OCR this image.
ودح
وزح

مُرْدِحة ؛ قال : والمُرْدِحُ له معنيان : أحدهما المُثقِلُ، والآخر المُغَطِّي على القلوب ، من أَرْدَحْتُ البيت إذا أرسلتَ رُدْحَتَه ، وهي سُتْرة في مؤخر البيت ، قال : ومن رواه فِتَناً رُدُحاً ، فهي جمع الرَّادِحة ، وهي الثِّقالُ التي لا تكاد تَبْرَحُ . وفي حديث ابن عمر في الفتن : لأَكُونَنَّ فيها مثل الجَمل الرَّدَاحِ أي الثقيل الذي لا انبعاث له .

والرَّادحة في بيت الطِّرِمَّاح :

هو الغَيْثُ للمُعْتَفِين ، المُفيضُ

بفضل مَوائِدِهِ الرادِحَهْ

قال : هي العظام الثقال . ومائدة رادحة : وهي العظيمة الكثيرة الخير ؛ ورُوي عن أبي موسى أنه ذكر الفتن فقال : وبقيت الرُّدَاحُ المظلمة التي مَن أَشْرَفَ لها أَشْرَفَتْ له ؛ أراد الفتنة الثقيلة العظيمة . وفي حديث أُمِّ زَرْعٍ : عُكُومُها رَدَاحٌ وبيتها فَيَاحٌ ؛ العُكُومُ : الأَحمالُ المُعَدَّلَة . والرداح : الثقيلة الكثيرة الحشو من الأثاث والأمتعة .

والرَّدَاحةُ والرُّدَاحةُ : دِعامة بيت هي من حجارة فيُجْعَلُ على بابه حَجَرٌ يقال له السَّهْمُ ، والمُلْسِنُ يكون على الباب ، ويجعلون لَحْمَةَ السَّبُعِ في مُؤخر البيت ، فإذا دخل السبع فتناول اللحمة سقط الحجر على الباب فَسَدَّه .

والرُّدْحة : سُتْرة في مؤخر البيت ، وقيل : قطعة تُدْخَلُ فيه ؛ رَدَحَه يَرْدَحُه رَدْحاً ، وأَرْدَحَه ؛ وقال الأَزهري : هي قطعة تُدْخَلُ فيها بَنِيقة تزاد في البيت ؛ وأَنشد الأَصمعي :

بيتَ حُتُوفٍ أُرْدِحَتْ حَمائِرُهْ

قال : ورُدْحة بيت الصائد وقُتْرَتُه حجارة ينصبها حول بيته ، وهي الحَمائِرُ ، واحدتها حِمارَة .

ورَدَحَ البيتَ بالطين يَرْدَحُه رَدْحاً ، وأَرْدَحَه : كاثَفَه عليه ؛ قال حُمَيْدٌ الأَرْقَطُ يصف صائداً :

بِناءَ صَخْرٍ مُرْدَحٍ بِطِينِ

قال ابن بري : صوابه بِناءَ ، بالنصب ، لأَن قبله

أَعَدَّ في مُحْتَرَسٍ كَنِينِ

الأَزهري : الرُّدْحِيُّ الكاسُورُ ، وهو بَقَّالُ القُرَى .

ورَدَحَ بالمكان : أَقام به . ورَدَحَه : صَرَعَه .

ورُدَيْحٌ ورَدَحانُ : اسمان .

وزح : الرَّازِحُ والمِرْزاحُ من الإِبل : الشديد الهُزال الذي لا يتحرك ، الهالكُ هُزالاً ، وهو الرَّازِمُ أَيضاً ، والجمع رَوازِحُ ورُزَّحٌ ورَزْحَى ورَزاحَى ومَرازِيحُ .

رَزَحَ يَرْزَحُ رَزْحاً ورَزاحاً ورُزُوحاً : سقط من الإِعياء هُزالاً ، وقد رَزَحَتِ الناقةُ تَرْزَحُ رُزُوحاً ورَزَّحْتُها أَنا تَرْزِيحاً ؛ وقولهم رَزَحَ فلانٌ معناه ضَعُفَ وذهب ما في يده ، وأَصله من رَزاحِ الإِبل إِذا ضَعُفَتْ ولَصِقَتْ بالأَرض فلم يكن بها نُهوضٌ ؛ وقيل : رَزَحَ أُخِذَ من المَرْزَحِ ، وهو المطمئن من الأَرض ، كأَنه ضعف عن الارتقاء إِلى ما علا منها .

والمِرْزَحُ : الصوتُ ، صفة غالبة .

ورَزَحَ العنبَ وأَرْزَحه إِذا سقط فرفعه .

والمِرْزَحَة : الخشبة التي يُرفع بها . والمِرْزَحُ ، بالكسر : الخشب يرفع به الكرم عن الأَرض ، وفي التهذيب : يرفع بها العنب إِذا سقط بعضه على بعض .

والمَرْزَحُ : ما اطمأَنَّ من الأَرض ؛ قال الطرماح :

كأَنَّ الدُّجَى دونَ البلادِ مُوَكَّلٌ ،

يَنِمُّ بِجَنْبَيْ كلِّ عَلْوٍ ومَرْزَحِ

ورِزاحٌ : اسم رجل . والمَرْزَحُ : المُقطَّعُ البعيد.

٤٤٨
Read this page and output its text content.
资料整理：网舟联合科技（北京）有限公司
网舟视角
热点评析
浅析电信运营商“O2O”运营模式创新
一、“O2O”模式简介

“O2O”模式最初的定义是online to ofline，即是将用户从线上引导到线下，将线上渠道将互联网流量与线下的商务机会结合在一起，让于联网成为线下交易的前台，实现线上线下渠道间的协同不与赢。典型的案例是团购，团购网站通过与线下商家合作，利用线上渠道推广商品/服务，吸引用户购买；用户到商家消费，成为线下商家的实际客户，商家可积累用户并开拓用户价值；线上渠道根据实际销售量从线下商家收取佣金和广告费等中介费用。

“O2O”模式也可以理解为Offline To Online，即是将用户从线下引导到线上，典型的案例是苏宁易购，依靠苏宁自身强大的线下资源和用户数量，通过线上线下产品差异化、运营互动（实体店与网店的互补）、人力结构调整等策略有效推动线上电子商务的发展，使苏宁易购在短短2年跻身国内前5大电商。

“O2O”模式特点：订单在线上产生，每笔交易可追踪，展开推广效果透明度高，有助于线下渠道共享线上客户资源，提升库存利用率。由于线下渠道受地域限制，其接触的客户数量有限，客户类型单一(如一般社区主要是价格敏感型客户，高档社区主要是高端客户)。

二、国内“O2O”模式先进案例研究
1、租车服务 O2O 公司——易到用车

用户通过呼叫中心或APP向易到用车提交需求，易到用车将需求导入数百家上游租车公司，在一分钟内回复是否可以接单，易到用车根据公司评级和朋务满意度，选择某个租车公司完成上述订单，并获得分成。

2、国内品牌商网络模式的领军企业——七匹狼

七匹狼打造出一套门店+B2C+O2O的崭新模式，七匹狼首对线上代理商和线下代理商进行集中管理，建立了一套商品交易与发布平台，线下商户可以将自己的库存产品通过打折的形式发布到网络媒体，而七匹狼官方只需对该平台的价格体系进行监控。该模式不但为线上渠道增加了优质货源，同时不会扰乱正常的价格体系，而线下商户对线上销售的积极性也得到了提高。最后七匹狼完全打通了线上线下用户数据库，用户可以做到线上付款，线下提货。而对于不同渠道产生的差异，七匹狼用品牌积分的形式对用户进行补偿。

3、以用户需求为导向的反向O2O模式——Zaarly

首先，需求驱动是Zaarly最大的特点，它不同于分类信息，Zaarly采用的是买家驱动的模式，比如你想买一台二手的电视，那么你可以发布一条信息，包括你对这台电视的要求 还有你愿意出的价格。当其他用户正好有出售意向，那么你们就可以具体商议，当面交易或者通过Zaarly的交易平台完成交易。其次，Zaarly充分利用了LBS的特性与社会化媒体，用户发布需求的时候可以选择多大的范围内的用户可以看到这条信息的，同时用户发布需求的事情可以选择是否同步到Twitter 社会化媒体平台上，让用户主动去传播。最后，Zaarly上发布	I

====================

> _Problem details_: Take every line containing the word "زهري" and copy it.

> _Full response_:
والرُّدْحة : سُتْرة في مؤخر البيت ، وقيل : قطعة تُدْخَلُ فيه ؛ رَدَحَه يَرْدَحُه رَدْحاً ، وأَرْدَحَه ؛ وقال الأَزهري : هي قطعة تُدْخَلُ فيها بَنِيقة تزاد في البيت ؛ وأَنشد الأَصمعي :
الأَزهري : الرُّدْحِيُّ الكاسُورُ ، وهو بَقَّالُ القُرَى .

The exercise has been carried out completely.